# [AIM]
Locate the string "concerned" throughout the material and copy every line in which it occurs.

== RECORDS SUPPLIED

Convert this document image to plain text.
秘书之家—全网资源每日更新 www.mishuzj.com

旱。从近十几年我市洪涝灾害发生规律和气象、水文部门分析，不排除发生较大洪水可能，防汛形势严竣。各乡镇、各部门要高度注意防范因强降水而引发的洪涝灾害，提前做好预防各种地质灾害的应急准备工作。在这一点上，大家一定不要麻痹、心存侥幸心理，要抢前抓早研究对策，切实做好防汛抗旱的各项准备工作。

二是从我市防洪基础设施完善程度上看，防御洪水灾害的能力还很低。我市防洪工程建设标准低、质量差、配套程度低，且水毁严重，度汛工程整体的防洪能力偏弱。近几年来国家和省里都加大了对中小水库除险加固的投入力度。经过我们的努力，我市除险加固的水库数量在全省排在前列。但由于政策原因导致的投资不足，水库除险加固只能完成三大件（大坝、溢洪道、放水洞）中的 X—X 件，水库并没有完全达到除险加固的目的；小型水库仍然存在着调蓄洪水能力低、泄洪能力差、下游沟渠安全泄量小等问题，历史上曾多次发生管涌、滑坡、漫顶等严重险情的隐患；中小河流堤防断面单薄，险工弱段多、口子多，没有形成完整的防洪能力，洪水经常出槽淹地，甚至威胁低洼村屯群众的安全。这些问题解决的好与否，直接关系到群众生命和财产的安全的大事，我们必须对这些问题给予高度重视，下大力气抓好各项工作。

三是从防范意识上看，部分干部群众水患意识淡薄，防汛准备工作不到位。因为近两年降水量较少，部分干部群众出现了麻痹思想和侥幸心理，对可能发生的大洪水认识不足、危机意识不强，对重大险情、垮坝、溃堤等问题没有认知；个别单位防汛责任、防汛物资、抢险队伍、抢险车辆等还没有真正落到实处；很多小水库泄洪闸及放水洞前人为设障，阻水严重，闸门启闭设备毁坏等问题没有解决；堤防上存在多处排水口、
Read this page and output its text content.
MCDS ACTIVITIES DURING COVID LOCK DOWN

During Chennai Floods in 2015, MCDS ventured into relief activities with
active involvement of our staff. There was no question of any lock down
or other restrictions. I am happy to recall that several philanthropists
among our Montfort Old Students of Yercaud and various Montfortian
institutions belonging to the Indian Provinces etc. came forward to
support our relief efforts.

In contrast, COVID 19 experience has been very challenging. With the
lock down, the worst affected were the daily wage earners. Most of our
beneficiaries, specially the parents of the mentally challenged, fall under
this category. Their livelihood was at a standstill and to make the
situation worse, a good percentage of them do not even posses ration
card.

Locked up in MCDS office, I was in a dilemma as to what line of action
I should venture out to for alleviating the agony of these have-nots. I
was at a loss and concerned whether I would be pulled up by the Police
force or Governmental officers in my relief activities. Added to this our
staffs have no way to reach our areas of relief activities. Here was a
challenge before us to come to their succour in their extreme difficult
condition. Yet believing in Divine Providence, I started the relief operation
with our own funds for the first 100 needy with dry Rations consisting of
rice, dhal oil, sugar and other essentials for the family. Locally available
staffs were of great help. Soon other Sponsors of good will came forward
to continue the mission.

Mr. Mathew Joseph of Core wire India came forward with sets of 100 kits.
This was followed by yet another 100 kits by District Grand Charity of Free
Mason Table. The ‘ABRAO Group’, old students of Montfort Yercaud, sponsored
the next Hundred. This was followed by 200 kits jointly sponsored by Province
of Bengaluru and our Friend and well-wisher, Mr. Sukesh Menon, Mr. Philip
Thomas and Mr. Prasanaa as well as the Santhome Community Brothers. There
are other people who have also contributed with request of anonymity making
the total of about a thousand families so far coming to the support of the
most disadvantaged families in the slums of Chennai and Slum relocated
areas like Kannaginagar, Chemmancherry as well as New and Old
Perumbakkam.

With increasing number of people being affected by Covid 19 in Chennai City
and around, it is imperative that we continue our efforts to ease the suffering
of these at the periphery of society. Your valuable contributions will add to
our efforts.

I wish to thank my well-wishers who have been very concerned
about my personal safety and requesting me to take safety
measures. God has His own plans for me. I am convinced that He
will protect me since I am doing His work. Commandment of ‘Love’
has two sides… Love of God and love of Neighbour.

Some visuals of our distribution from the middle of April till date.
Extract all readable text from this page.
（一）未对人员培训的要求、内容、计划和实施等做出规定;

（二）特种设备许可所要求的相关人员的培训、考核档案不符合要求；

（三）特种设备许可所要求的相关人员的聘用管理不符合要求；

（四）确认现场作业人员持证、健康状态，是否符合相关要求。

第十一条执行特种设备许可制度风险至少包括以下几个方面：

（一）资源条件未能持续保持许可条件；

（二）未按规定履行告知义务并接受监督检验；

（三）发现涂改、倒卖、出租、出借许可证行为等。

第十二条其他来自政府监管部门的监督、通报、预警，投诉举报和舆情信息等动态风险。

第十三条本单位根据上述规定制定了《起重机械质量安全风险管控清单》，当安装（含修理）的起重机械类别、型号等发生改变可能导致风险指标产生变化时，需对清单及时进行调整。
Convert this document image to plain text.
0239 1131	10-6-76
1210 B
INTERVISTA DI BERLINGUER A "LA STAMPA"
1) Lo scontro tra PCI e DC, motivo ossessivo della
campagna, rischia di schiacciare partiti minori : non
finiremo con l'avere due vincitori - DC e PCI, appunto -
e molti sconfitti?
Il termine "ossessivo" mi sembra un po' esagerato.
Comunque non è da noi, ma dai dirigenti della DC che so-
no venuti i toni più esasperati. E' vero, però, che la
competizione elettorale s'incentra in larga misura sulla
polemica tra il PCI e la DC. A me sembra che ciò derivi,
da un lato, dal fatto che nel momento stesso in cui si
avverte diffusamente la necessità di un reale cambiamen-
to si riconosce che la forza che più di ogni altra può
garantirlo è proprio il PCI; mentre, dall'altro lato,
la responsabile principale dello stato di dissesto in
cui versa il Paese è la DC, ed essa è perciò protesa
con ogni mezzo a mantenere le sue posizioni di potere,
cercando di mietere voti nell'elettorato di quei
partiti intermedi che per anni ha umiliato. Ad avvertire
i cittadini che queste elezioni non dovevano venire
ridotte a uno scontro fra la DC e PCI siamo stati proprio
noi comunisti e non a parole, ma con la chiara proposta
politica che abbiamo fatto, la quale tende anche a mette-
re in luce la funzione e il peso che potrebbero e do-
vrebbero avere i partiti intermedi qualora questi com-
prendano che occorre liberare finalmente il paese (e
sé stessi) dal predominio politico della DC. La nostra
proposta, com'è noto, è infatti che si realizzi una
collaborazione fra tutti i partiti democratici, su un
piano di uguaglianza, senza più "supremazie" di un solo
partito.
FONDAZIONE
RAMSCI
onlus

====

# [WRITTEN RESPONSE]
was at a loss and concerned whether I would be pulled up by the Police
I wish to thank my well-wishers who have been very concerned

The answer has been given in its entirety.